EXERCISE GOAL:
Turn these lines into a Markdown table with two columns, Row and Line: number each row in the first column and put the line in the second, skipping any blank lines.

EXERCISE DATA:
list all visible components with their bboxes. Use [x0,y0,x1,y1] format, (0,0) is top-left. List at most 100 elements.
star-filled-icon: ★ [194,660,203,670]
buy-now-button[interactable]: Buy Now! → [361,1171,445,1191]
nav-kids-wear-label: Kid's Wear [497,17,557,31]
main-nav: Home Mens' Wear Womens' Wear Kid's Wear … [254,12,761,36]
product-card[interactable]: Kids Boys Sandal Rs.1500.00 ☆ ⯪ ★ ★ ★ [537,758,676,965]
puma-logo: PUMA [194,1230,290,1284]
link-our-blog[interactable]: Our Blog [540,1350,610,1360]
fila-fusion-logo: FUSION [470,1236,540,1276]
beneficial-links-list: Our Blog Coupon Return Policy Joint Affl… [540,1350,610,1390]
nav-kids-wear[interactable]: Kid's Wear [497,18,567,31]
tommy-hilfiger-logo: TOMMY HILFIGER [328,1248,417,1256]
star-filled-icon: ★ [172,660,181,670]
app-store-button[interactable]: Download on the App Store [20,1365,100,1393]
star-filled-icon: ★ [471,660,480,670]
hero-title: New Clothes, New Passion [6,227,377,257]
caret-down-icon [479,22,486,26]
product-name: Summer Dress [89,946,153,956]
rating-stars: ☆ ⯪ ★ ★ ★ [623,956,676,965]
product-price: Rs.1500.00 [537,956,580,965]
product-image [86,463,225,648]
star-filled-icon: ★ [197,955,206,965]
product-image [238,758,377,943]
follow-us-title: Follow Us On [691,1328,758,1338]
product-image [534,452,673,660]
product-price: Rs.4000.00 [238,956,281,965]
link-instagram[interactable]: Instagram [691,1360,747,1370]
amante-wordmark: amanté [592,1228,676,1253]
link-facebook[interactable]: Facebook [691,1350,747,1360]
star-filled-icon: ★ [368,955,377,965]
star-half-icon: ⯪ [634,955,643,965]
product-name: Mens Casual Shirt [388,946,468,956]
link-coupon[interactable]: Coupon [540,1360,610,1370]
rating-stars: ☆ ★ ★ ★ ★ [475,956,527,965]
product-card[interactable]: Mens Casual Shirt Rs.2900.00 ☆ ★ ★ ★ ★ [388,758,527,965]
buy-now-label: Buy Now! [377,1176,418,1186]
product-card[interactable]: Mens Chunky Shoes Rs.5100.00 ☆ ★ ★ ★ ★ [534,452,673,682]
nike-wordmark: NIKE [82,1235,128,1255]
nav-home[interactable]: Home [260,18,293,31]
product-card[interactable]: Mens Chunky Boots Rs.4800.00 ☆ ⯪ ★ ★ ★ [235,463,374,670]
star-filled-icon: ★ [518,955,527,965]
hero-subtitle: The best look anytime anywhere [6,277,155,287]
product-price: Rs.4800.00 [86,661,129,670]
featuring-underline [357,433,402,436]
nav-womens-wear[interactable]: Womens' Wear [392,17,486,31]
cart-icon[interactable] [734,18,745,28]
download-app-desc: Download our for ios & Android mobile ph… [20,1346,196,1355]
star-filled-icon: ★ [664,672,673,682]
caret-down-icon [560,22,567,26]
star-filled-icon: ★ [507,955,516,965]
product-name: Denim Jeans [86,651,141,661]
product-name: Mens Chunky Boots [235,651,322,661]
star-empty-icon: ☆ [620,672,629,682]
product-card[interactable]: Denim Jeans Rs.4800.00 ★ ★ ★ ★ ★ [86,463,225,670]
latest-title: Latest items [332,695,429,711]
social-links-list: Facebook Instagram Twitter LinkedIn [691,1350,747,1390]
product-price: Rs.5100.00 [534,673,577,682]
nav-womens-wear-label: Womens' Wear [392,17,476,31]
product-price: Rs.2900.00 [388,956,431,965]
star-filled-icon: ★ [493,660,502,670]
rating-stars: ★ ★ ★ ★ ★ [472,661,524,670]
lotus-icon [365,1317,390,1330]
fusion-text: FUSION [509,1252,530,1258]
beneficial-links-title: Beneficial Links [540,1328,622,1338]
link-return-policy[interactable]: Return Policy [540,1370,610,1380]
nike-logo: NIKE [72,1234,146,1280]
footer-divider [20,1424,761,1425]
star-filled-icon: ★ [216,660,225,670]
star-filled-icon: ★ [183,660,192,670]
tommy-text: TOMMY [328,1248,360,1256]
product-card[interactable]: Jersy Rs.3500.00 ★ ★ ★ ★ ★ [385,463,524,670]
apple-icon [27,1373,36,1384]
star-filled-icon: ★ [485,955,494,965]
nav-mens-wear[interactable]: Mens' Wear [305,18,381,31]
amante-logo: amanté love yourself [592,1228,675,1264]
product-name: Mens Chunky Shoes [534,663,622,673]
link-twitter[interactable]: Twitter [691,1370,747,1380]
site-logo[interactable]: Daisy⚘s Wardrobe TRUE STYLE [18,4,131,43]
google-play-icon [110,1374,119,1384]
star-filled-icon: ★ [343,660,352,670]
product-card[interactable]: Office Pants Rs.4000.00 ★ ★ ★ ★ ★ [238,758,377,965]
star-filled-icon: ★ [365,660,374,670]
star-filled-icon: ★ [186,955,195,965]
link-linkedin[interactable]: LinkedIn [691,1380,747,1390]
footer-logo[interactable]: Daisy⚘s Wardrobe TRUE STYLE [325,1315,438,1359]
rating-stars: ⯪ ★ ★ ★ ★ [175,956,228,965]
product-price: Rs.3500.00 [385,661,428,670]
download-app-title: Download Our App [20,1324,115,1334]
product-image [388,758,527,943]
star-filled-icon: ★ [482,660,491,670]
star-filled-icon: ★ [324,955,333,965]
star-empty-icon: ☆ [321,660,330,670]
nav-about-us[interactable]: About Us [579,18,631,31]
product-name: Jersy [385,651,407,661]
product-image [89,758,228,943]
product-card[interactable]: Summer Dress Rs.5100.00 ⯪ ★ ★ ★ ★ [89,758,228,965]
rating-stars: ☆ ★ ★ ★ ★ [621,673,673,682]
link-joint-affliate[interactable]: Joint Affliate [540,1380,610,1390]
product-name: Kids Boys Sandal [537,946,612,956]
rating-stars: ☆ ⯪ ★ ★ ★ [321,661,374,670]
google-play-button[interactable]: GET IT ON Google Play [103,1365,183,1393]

RESPONSE:
| Row | Line |
|---|---|
| 1 | list all visible components with their bboxes. Use [x0,y0,x1,y1] format, (0,0) is top-left. List at most 100 elements. |
| 2 | star-filled-icon: ★ [194,660,203,670] |
| 3 | buy-now-button[interactable]: Buy Now! → [361,1171,445,1191] |
| 4 | nav-kids-wear-label: Kid's Wear [497,17,557,31] |
| 5 | main-nav: Home Mens' Wear Womens' Wear Kid's Wear … [254,12,761,36] |
| 6 | product-card[interactable]: Kids Boys Sandal Rs.1500.00 ☆ ⯪ ★ ★ ★ [537,758,676,965] |
| 7 | puma-logo: PUMA [194,1230,290,1284] |
| 8 | link-our-blog[interactable]: Our Blog [540,1350,610,1360] |
| 9 | fila-fusion-logo: FUSION [470,1236,540,1276] |
| 10 | beneficial-links-list: Our Blog Coupon Return Policy Joint Affl… [540,1350,610,1390] |
| 11 | nav-kids-wear[interactable]: Kid's Wear [497,18,567,31] |
| 12 | tommy-hilfiger-logo: TOMMY HILFIGER [328,1248,417,1256] |
| 13 | star-filled-icon: ★ [172,660,181,670] |
| 14 | app-store-button[interactable]: Download on the App Store [20,1365,100,1393] |
| 15 | star-filled-icon: ★ [471,660,480,670] |
| 16 | hero-title: New Clothes, New Passion [6,227,377,257] |
| 17 | caret-down-icon [479,22,486,26] |
| 18 | product-name: Summer Dress [89,946,153,956] |
| 19 | rating-stars: ☆ ⯪ ★ ★ ★ [623,956,676,965] |
| 20 | product-price: Rs.1500.00 [537,956,580,965] |
| 21 | product-image [86,463,225,648] |
| 22 | star-filled-icon: ★ [197,955,206,965] |
| 23 | product-image [238,758,377,943] |
| 24 | follow-us-title: Follow Us On [691,1328,758,1338] |
| 25 | product-image [534,452,673,660] |
| 26 | product-price: Rs.4000.00 [238,956,281,965] |
| 27 | link-instagram[interactable]: Instagram [691,1360,747,1370] |
| 28 | amante-wordmark: amanté [592,1228,676,1253] |
| 29 | link-facebook[interactable]: Facebook [691,1350,747,1360] |
| 30 | star-filled-icon: ★ [368,955,377,965] |
| 31 | star-half-icon: ⯪ [634,955,643,965] |
| 32 | product-name: Mens Casual Shirt [388,946,468,956] |
| 33 | link-coupon[interactable]: Coupon [540,1360,610,1370] |
| 34 | rating-stars: ☆ ★ ★ ★ ★ [475,956,527,965] |
| 35 | product-card[interactable]: Mens Casual Shirt Rs.2900.00 ☆ ★ ★ ★ ★ [388,758,527,965] |
| 36 | buy-now-label: Buy Now! [377,1176,418,1186] |
| 37 | product-card[interactable]: Mens Chunky Shoes Rs.5100.00 ☆ ★ ★ ★ ★ [534,452,673,682] |
| 38 | nike-wordmark: NIKE [82,1235,128,1255] |
| 39 | nav-home[interactable]: Home [260,18,293,31] |
| 40 | product-card[interactable]: Mens Chunky Boots Rs.4800.00 ☆ ⯪ ★ ★ ★ [235,463,374,670] |
| 41 | star-filled-icon: ★ [518,955,527,965] |
| 42 | hero-subtitle: The best look anytime anywhere [6,277,155,287] |
| 43 | product-price: Rs.4800.00 [86,661,129,670] |
| 44 | featuring-underline [357,433,402,436] |
| 45 | nav-womens-wear[interactable]: Womens' Wear [392,17,486,31] |
| 46 | cart-icon[interactable] [734,18,745,28] |
| 47 | download-app-desc: Download our for ios & Android mobile ph… [20,1346,196,1355] |
| 48 | star-filled-icon: ★ [664,672,673,682] |
| 49 | caret-down-icon [560,22,567,26] |
| 50 | star-filled-icon: ★ [507,955,516,965] |
| 51 | product-name: Denim Jeans [86,651,141,661] |
| 52 | product-name: Mens Chunky Boots [235,651,322,661] |
| 53 | star-empty-icon: ☆ [620,672,629,682] |
| 54 | product-card[interactable]: Denim Jeans Rs.4800.00 ★ ★ ★ ★ ★ [86,463,225,670] |
| 55 | latest-title: Latest items [332,695,429,711] |
| 56 | social-links-list: Facebook Instagram Twitter LinkedIn [691,1350,747,1390] |
| 57 | product-price: Rs.5100.00 [534,673,577,682] |
| 58 | nav-womens-wear-label: Womens' Wear [392,17,476,31] |
| 59 | product-price: Rs.2900.00 [388,956,431,965] |
| 60 | star-filled-icon: ★ [493,660,502,670] |
| 61 | rating-stars: ★ ★ ★ ★ ★ [472,661,524,670] |
| 62 | lotus-icon [365,1317,390,1330] |
| 63 | fusion-text: FUSION [509,1252,530,1258] |
| 64 | beneficial-links-title: Beneficial Links [540,1328,622,1338] |
| 65 | link-return-policy[interactable]: Return Policy [540,1370,610,1380] |
| 66 | nike-logo: NIKE [72,1234,146,1280] |
| 67 | footer-divider [20,1424,761,1425] |
| 68 | star-filled-icon: ★ [216,660,225,670] |
| 69 | star-filled-icon: ★ [183,660,192,670] |
| 70 | tommy-text: TOMMY [328,1248,360,1256] |
| 71 | product-card[interactable]: Jersy Rs.3500.00 ★ ★ ★ ★ ★ [385,463,524,670] |
| 72 | apple-icon [27,1373,36,1384] |
| 73 | star-filled-icon: ★ [485,955,494,965] |
| 74 | nav-mens-wear[interactable]: Mens' Wear [305,18,381,31] |
| 75 | amante-logo: amanté love yourself [592,1228,675,1264] |
| 76 | product-name: Mens Chunky Shoes [534,663,622,673] |
| 77 | link-twitter[interactable]: Twitter [691,1370,747,1380] |
| 78 | site-logo[interactable]: Daisy⚘s Wardrobe TRUE STYLE [18,4,131,43] |
| 79 | google-play-icon [110,1374,119,1384] |
| 80 | star-filled-icon: ★ [343,660,352,670] |
| 81 | product-card[interactable]: Office Pants Rs.4000.00 ★ ★ ★ ★ ★ [238,758,377,965] |
| 82 | star-filled-icon: ★ [365,660,374,670] |
| 83 | star-filled-icon: ★ [186,955,195,965] |
| 84 | link-linkedin[interactable]: LinkedIn [691,1380,747,1390] |
| 85 | footer-logo[interactable]: Daisy⚘s Wardrobe TRUE STYLE [325,1315,438,1359] |
| 86 | rating-stars: ⯪ ★ ★ ★ ★ [175,956,228,965] |
| 87 | product-price: Rs.3500.00 [385,661,428,670] |
| 88 | download-app-title: Download Our App [20,1324,115,1334] |
| 89 | product-image [388,758,527,943] |
| 90 | star-filled-icon: ★ [482,660,491,670] |
| 91 | star-filled-icon: ★ [324,955,333,965] |
| 92 | star-empty-icon: ☆ [321,660,330,670] |
| 93 | nav-about-us[interactable]: About Us [579,18,631,31] |
| 94 | product-name: Jersy [385,651,407,661] |
| 95 | product-image [89,758,228,943] |
| 96 | product-card[interactable]: Summer Dress Rs.5100.00 ⯪ ★ ★ ★ ★ [89,758,228,965] |
| 97 | rating-stars: ☆ ★ ★ ★ ★ [621,673,673,682] |
| 98 | link-joint-affliate[interactable]: Joint Affliate [540,1380,610,1390] |
| 99 | product-name: Kids Boys Sandal [537,946,612,956] |
| 100 | rating-stars: ☆ ⯪ ★ ★ ★ [321,661,374,670] |
| 101 | google-play-button[interactable]: GET IT ON Google Play [103,1365,183,1393] |